● **TASK REQUIREMENTS**
Write the records out again, precisely as they stand.

[Collected data]

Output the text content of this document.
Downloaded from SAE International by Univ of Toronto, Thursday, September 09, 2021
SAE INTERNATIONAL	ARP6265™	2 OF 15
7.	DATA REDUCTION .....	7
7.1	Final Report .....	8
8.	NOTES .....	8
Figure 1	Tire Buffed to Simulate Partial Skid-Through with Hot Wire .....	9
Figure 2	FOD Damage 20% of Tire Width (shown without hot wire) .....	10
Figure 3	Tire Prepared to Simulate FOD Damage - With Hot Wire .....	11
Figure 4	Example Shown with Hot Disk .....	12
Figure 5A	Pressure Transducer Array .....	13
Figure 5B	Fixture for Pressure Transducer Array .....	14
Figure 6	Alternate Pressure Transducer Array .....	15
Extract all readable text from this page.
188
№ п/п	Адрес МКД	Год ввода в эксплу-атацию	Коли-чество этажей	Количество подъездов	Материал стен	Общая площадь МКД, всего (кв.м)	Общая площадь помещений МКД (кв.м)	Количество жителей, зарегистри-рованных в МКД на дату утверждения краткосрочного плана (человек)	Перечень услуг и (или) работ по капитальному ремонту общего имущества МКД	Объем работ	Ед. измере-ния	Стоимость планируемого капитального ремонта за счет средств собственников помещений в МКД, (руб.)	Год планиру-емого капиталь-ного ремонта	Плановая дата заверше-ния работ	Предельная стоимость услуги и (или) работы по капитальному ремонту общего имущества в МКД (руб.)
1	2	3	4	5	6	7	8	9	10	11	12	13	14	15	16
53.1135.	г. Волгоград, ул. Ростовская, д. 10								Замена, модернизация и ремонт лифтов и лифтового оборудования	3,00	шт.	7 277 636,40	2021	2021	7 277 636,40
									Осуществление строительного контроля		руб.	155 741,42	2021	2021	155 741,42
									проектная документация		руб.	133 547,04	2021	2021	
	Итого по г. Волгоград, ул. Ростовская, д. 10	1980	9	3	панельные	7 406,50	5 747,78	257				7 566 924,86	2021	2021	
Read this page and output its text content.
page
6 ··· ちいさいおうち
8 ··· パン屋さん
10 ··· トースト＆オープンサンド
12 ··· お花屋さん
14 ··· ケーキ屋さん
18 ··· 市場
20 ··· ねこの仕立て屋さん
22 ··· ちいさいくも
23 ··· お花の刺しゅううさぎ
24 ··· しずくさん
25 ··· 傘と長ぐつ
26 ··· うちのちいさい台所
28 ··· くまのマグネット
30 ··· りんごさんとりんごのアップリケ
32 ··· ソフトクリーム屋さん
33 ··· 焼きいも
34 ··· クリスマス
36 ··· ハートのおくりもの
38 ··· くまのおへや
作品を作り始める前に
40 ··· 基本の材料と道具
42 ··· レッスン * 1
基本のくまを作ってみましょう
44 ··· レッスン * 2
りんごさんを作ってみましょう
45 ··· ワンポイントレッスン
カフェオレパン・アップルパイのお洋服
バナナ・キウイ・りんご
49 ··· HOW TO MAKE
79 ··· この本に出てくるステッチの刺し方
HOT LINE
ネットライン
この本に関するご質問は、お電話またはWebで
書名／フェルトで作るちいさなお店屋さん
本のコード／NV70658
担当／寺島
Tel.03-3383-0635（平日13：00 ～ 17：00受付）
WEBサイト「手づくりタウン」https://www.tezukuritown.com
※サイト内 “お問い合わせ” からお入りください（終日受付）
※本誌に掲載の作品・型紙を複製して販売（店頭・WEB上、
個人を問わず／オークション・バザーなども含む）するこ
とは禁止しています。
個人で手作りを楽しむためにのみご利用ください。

● **OUTPUT FOR THIS TASK**
Output the text content of this document.
Downloaded from SAE International by Univ of Toronto, Thursday, September 09, 2021
SAE INTERNATIONAL	ARP6265™	2 OF 15
7.	DATA REDUCTION .....	7
7.1	Final Report .....	8
8.	NOTES .....	8
Figure 1	Tire Buffed to Simulate Partial Skid-Through with Hot Wire .....	9
Figure 2	FOD Damage 20% of Tire Width (shown without hot wire) .....	10
Figure 3	Tire Prepared to Simulate FOD Damage - With Hot Wire .....	11
Figure 4	Example Shown with Hot Disk .....	12
Figure 5A	Pressure Transducer Array .....	13
Figure 5B	Fixture for Pressure Transducer Array .....	14
Figure 6	Alternate Pressure Transducer Array .....	15
Extract all readable text from this page.
188
№ п/п	Адрес МКД	Год ввода в эксплу-атацию	Коли-чество этажей	Количество подъездов	Материал стен	Общая площадь МКД, всего (кв.м)	Общая площадь помещений МКД (кв.м)	Количество жителей, зарегистри-рованных в МКД на дату утверждения краткосрочного плана (человек)	Перечень услуг и (или) работ по капитальному ремонту общего имущества МКД	Объем работ	Ед. измере-ния	Стоимость планируемого капитального ремонта за счет средств собственников помещений в МКД, (руб.)	Год планиру-емого капиталь-ного ремонта	Плановая дата заверше-ния работ	Предельная стоимость услуги и (или) работы по капитальному ремонту общего имущества в МКД (руб.)
1	2	3	4	5	6	7	8	9	10	11	12	13	14	15	16
53.1135.	г. Волгоград, ул. Ростовская, д. 10								Замена, модернизация и ремонт лифтов и лифтового оборудования	3,00	шт.	7 277 636,40	2021	2021	7 277 636,40
									Осуществление строительного контроля		руб.	155 741,42	2021	2021	155 741,42
									проектная документация		руб.	133 547,04	2021	2021	
	Итого по г. Волгоград, ул. Ростовская, д. 10	1980	9	3	панельные	7 406,50	5 747,78	257				7 566 924,86	2021	2021	
Read this page and output its text content.
page
6 ··· ちいさいおうち
8 ··· パン屋さん
10 ··· トースト＆オープンサンド
12 ··· お花屋さん
14 ··· ケーキ屋さん
18 ··· 市場
20 ··· ねこの仕立て屋さん
22 ··· ちいさいくも
23 ··· お花の刺しゅううさぎ
24 ··· しずくさん
25 ··· 傘と長ぐつ
26 ··· うちのちいさい台所
28 ··· くまのマグネット
30 ··· りんごさんとりんごのアップリケ
32 ··· ソフトクリーム屋さん
33 ··· 焼きいも
34 ··· クリスマス
36 ··· ハートのおくりもの
38 ··· くまのおへや
作品を作り始める前に
40 ··· 基本の材料と道具
42 ··· レッスン * 1
基本のくまを作ってみましょう
44 ··· レッスン * 2
りんごさんを作ってみましょう
45 ··· ワンポイントレッスン
カフェオレパン・アップルパイのお洋服
バナナ・キウイ・りんご
49 ··· HOW TO MAKE
79 ··· この本に出てくるステッチの刺し方
HOT LINE
ネットライン
この本に関するご質問は、お電話またはWebで
書名／フェルトで作るちいさなお店屋さん
本のコード／NV70658
担当／寺島
Tel.03-3383-0635（平日13：00 ～ 17：00受付）
WEBサイト「手づくりタウン」https://www.tezukuritown.com
※サイト内 “お問い合わせ” からお入りください（終日受付）
※本誌に掲載の作品・型紙を複製して販売（店頭・WEB上、
個人を問わず／オークション・バザーなども含む）するこ
とは禁止しています。
個人で手作りを楽しむためにのみご利用ください。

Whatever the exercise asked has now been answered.